» **STATED TASK**: Leave out the pictures and copy everything else in the entries exactly.

Collection entries:
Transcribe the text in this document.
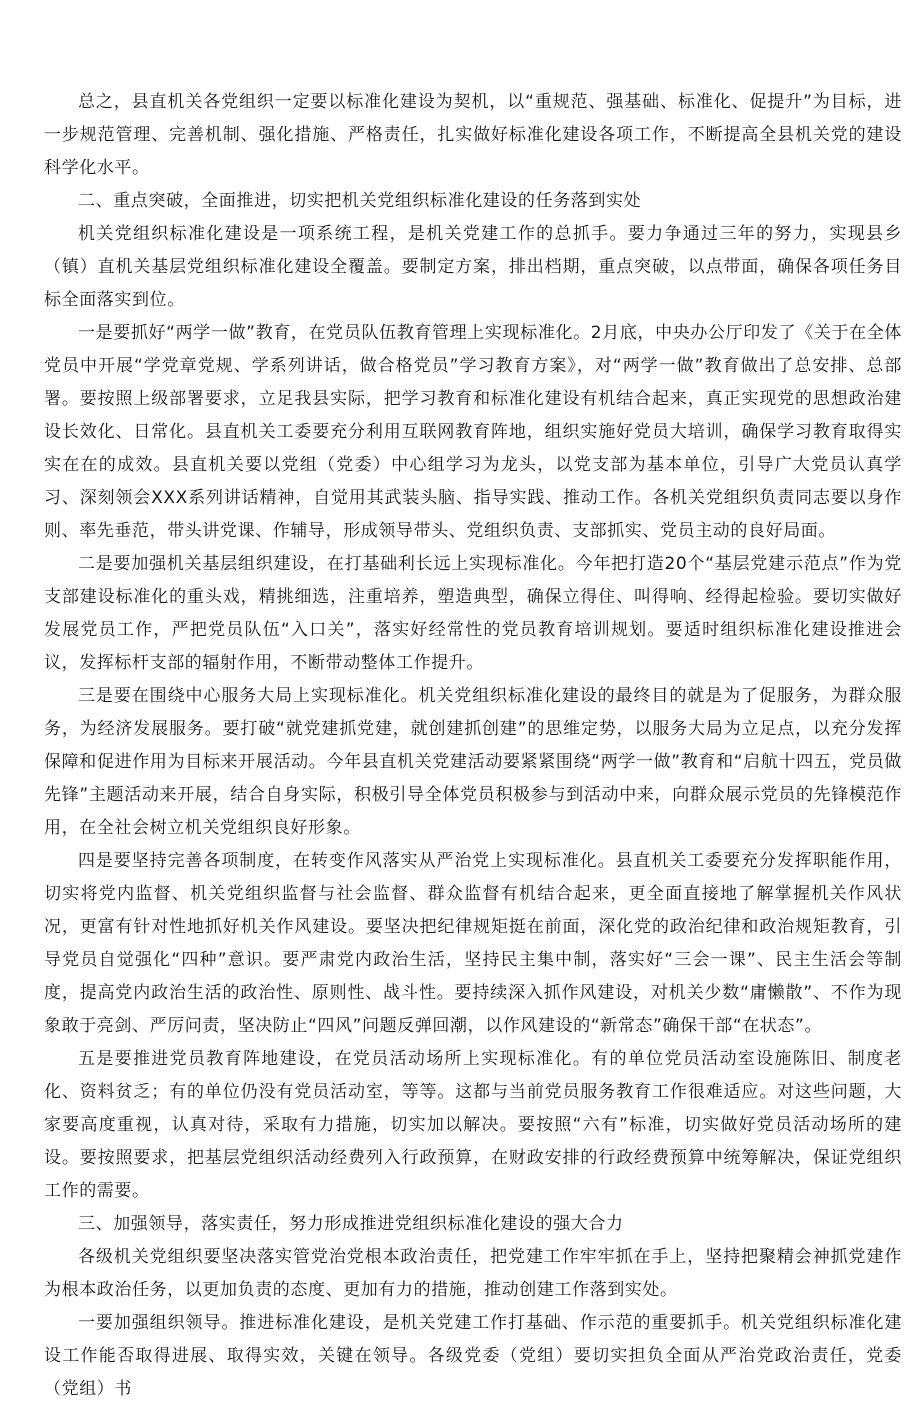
总之，县直机关各党组织一定要以标准化建设为契机，以“重规范、强基础、标准化、促提升”为目标，进一步规范管理、完善机制、强化措施、严格责任，扎实做好标准化建设各项工作，不断提高全县机关党的建设科学化水平。

二、重点突破，全面推进，切实把机关党组织标准化建设的任务落到实处

机关党组织标准化建设是一项系统工程，是机关党建工作的总抓手。要力争通过三年的努力，实现县乡（镇）直机关基层党组织标准化建设全覆盖。要制定方案，排出档期，重点突破，以点带面，确保各项任务目标全面落实到位。

一是要抓好“两学一做”教育，在党员队伍教育管理上实现标准化。2月底，中央办公厅印发了《关于在全体党员中开展“学党章党规、学系列讲话，做合格党员”学习教育方案》，对“两学一做”教育做出了总安排、总部署。要按照上级部署要求，立足我县实际，把学习教育和标准化建设有机结合起来，真正实现党的思想政治建设长效化、日常化。县直机关工委要充分利用互联网教育阵地，组织实施好党员大培训，确保学习教育取得实实在在的成效。县直机关要以党组（党委）中心组学习为龙头，以党支部为基本单位，引导广大党员认真学习、深刻领会XXX系列讲话精神，自觉用其武装头脑、指导实践、推动工作。各机关党组织负责同志要以身作则、率先垂范，带头讲党课、作辅导，形成领导带头、党组织负责、支部抓实、党员主动的良好局面。

二是要加强机关基层组织建设，在打基础利长远上实现标准化。今年把打造20个“基层党建示范点”作为党支部建设标准化的重头戏，精挑细选，注重培养，塑造典型，确保立得住、叫得响、经得起检验。要切实做好发展党员工作，严把党员队伍“入口关”，落实好经常性的党员教育培训规划。要适时组织标准化建设推进会议，发挥标杆支部的辐射作用，不断带动整体工作提升。

三是要在围绕中心服务大局上实现标准化。机关党组织标准化建设的最终目的就是为了促服务，为群众服务，为经济发展服务。要打破“就党建抓党建，就创建抓创建”的思维定势，以服务大局为立足点，以充分发挥保障和促进作用为目标来开展活动。今年县直机关党建活动要紧紧围绕“两学一做”教育和“启航十四五，党员做先锋”主题活动来开展，结合自身实际，积极引导全体党员积极参与到活动中来，向群众展示党员的先锋模范作用，在全社会树立机关党组织良好形象。

四是要坚持完善各项制度，在转变作风落实从严治党上实现标准化。县直机关工委要充分发挥职能作用，切实将党内监督、机关党组织监督与社会监督、群众监督有机结合起来，更全面直接地了解掌握机关作风状况，更富有针对性地抓好机关作风建设。要坚决把纪律规矩挺在前面，深化党的政治纪律和政治规矩教育，引导党员自觉强化“四种”意识。要严肃党内政治生活，坚持民主集中制，落实好“三会一课”、民主生活会等制度，提高党内政治生活的政治性、原则性、战斗性。要持续深入抓作风建设，对机关少数“庸懒散”、不作为现象敢于亮剑、严厉问责，坚决防止“四风”问题反弹回潮，以作风建设的“新常态”确保干部“在状态”。

五是要推进党员教育阵地建设，在党员活动场所上实现标准化。有的单位党员活动室设施陈旧、制度老化、资料贫乏；有的单位仍没有党员活动室，等等。这都与当前党员服务教育工作很难适应。对这些问题，大家要高度重视，认真对待，采取有力措施，切实加以解决。要按照“六有”标准，切实做好党员活动场所的建设。要按照要求，把基层党组织活动经费列入行政预算，在财政安排的行政经费预算中统筹解决，保证党组织工作的需要。

三、加强领导，落实责任，努力形成推进党组织标准化建设的强大合力

各级机关党组织要坚决落实管党治党根本政治责任，把党建工作牢牢抓在手上，坚持把聚精会神抓党建作为根本政治任务，以更加负责的态度、更加有力的措施，推动创建工作落到实处。

一要加强组织领导。推进标准化建设，是机关党建工作打基础、作示范的重要抓手。机关党组织标准化建设工作能否取得进展、取得实效，关键在领导。各级党委（党组）要切实担负全面从严治党政治责任，党委（党组）书
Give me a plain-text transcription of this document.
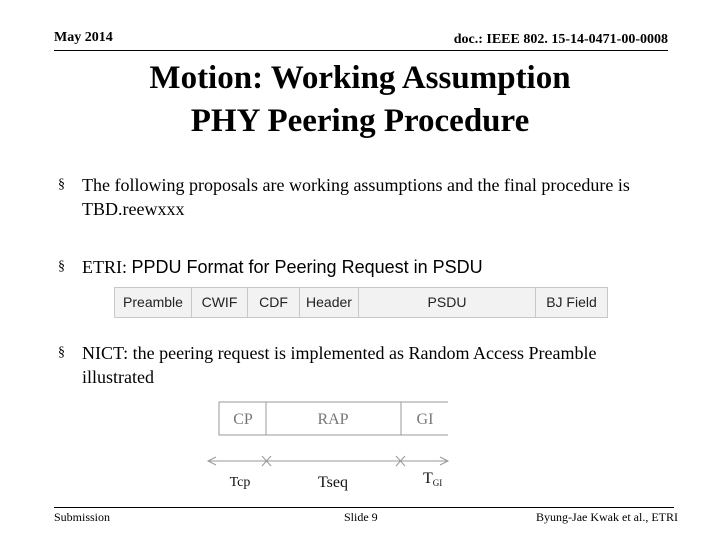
May 2014	doc.: IEEE 802. 15-14-0471-00-0008
Motion: Working Assumption
PHY Peering Procedure
§ The following proposals are working assumptions and the final procedure is TBD.reewxxx
§ ETRI: PPDU Format for Peering Request in PSDU
Preamble	CWIF	CDF	Header	PSDU	BJ Field
§ NICT: the peering request is implemented as Random Access Preamble illustrated
CP	RAP	GI
Tcp	Tseq	TGI
Submission	Slide 9	Byung-Jae Kwak et al., ETRI
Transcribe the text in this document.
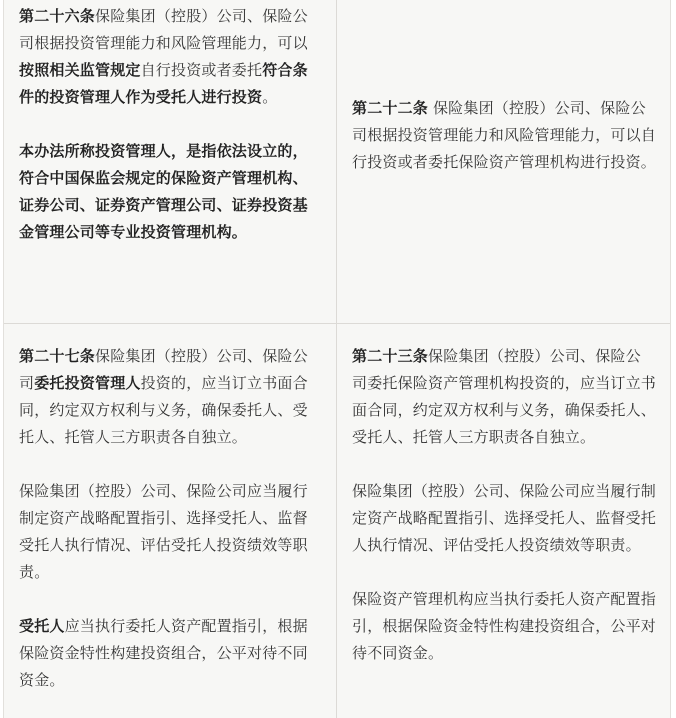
第二十六条保险集团（控股）公司、保险公司根据投资管理能力和风险管理能力，可以按照相关监管规定自行投资或者委托符合条件的投资管理人作为受托人进行投资。

本办法所称投资管理人，是指依法设立的，符合中国保监会规定的保险资产管理机构、证券公司、证券资产管理公司、证券投资基金管理公司等专业投资管理机构。

第二十二条 保险集团（控股）公司、保险公司根据投资管理能力和风险管理能力，可以自行投资或者委托保险资产管理机构进行投资。

第二十七条保险集团（控股）公司、保险公司委托投资管理人投资的，应当订立书面合同，约定双方权利与义务，确保委托人、受托人、托管人三方职责各自独立。

保险集团（控股）公司、保险公司应当履行制定资产战略配置指引、选择受托人、监督受托人执行情况、评估受托人投资绩效等职责。

受托人应当执行委托人资产配置指引，根据保险资金特性构建投资组合，公平对待不同资金。

第二十三条保险集团（控股）公司、保险公司委托保险资产管理机构投资的，应当订立书面合同，约定双方权利与义务，确保委托人、受托人、托管人三方职责各自独立。

保险集团（控股）公司、保险公司应当履行制定资产战略配置指引、选择受托人、监督受托人执行情况、评估受托人投资绩效等职责。

保险资产管理机构应当执行委托人资产配置指引，根据保险资金特性构建投资组合，公平对待不同资金。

» **REPLY**:
Transcribe the text in this document.
总之，县直机关各党组织一定要以标准化建设为契机，以“重规范、强基础、标准化、促提升”为目标，进一步规范管理、完善机制、强化措施、严格责任，扎实做好标准化建设各项工作，不断提高全县机关党的建设科学化水平。

二、重点突破，全面推进，切实把机关党组织标准化建设的任务落到实处

机关党组织标准化建设是一项系统工程，是机关党建工作的总抓手。要力争通过三年的努力，实现县乡（镇）直机关基层党组织标准化建设全覆盖。要制定方案，排出档期，重点突破，以点带面，确保各项任务目标全面落实到位。

一是要抓好“两学一做”教育，在党员队伍教育管理上实现标准化。2月底，中央办公厅印发了《关于在全体党员中开展“学党章党规、学系列讲话，做合格党员”学习教育方案》，对“两学一做”教育做出了总安排、总部署。要按照上级部署要求，立足我县实际，把学习教育和标准化建设有机结合起来，真正实现党的思想政治建设长效化、日常化。县直机关工委要充分利用互联网教育阵地，组织实施好党员大培训，确保学习教育取得实实在在的成效。县直机关要以党组（党委）中心组学习为龙头，以党支部为基本单位，引导广大党员认真学习、深刻领会XXX系列讲话精神，自觉用其武装头脑、指导实践、推动工作。各机关党组织负责同志要以身作则、率先垂范，带头讲党课、作辅导，形成领导带头、党组织负责、支部抓实、党员主动的良好局面。

二是要加强机关基层组织建设，在打基础利长远上实现标准化。今年把打造20个“基层党建示范点”作为党支部建设标准化的重头戏，精挑细选，注重培养，塑造典型，确保立得住、叫得响、经得起检验。要切实做好发展党员工作，严把党员队伍“入口关”，落实好经常性的党员教育培训规划。要适时组织标准化建设推进会议，发挥标杆支部的辐射作用，不断带动整体工作提升。

三是要在围绕中心服务大局上实现标准化。机关党组织标准化建设的最终目的就是为了促服务，为群众服务，为经济发展服务。要打破“就党建抓党建，就创建抓创建”的思维定势，以服务大局为立足点，以充分发挥保障和促进作用为目标来开展活动。今年县直机关党建活动要紧紧围绕“两学一做”教育和“启航十四五，党员做先锋”主题活动来开展，结合自身实际，积极引导全体党员积极参与到活动中来，向群众展示党员的先锋模范作用，在全社会树立机关党组织良好形象。

四是要坚持完善各项制度，在转变作风落实从严治党上实现标准化。县直机关工委要充分发挥职能作用，切实将党内监督、机关党组织监督与社会监督、群众监督有机结合起来，更全面直接地了解掌握机关作风状况，更富有针对性地抓好机关作风建设。要坚决把纪律规矩挺在前面，深化党的政治纪律和政治规矩教育，引导党员自觉强化“四种”意识。要严肃党内政治生活，坚持民主集中制，落实好“三会一课”、民主生活会等制度，提高党内政治生活的政治性、原则性、战斗性。要持续深入抓作风建设，对机关少数“庸懒散”、不作为现象敢于亮剑、严厉问责，坚决防止“四风”问题反弹回潮，以作风建设的“新常态”确保干部“在状态”。

五是要推进党员教育阵地建设，在党员活动场所上实现标准化。有的单位党员活动室设施陈旧、制度老化、资料贫乏；有的单位仍没有党员活动室，等等。这都与当前党员服务教育工作很难适应。对这些问题，大家要高度重视，认真对待，采取有力措施，切实加以解决。要按照“六有”标准，切实做好党员活动场所的建设。要按照要求，把基层党组织活动经费列入行政预算，在财政安排的行政经费预算中统筹解决，保证党组织工作的需要。

三、加强领导，落实责任，努力形成推进党组织标准化建设的强大合力

各级机关党组织要坚决落实管党治党根本政治责任，把党建工作牢牢抓在手上，坚持把聚精会神抓党建作为根本政治任务，以更加负责的态度、更加有力的措施，推动创建工作落到实处。

一要加强组织领导。推进标准化建设，是机关党建工作打基础、作示范的重要抓手。机关党组织标准化建设工作能否取得进展、取得实效，关键在领导。各级党委（党组）要切实担负全面从严治党政治责任，党委（党组）书
Give me a plain-text transcription of this document.
May 2014	doc.: IEEE 802. 15-14-0471-00-0008
Motion: Working Assumption
PHY Peering Procedure
§ The following proposals are working assumptions and the final procedure is TBD.reewxxx
§ ETRI: PPDU Format for Peering Request in PSDU
Preamble	CWIF	CDF	Header	PSDU	BJ Field
§ NICT: the peering request is implemented as Random Access Preamble illustrated
CP	RAP	GI
Tcp	Tseq	TGI
Submission	Slide 9	Byung-Jae Kwak et al., ETRI
Transcribe the text in this document.
第二十六条保险集团（控股）公司、保险公司根据投资管理能力和风险管理能力，可以按照相关监管规定自行投资或者委托符合条件的投资管理人作为受托人进行投资。

本办法所称投资管理人，是指依法设立的，符合中国保监会规定的保险资产管理机构、证券公司、证券资产管理公司、证券投资基金管理公司等专业投资管理机构。

第二十二条 保险集团（控股）公司、保险公司根据投资管理能力和风险管理能力，可以自行投资或者委托保险资产管理机构进行投资。

第二十七条保险集团（控股）公司、保险公司委托投资管理人投资的，应当订立书面合同，约定双方权利与义务，确保委托人、受托人、托管人三方职责各自独立。

保险集团（控股）公司、保险公司应当履行制定资产战略配置指引、选择受托人、监督受托人执行情况、评估受托人投资绩效等职责。

受托人应当执行委托人资产配置指引，根据保险资金特性构建投资组合，公平对待不同资金。

第二十三条保险集团（控股）公司、保险公司委托保险资产管理机构投资的，应当订立书面合同，约定双方权利与义务，确保委托人、受托人、托管人三方职责各自独立。

保险集团（控股）公司、保险公司应当履行制定资产战略配置指引、选择受托人、监督受托人执行情况、评估受托人投资绩效等职责。

保险资产管理机构应当执行委托人资产配置指引，根据保险资金特性构建投资组合，公平对待不同资金。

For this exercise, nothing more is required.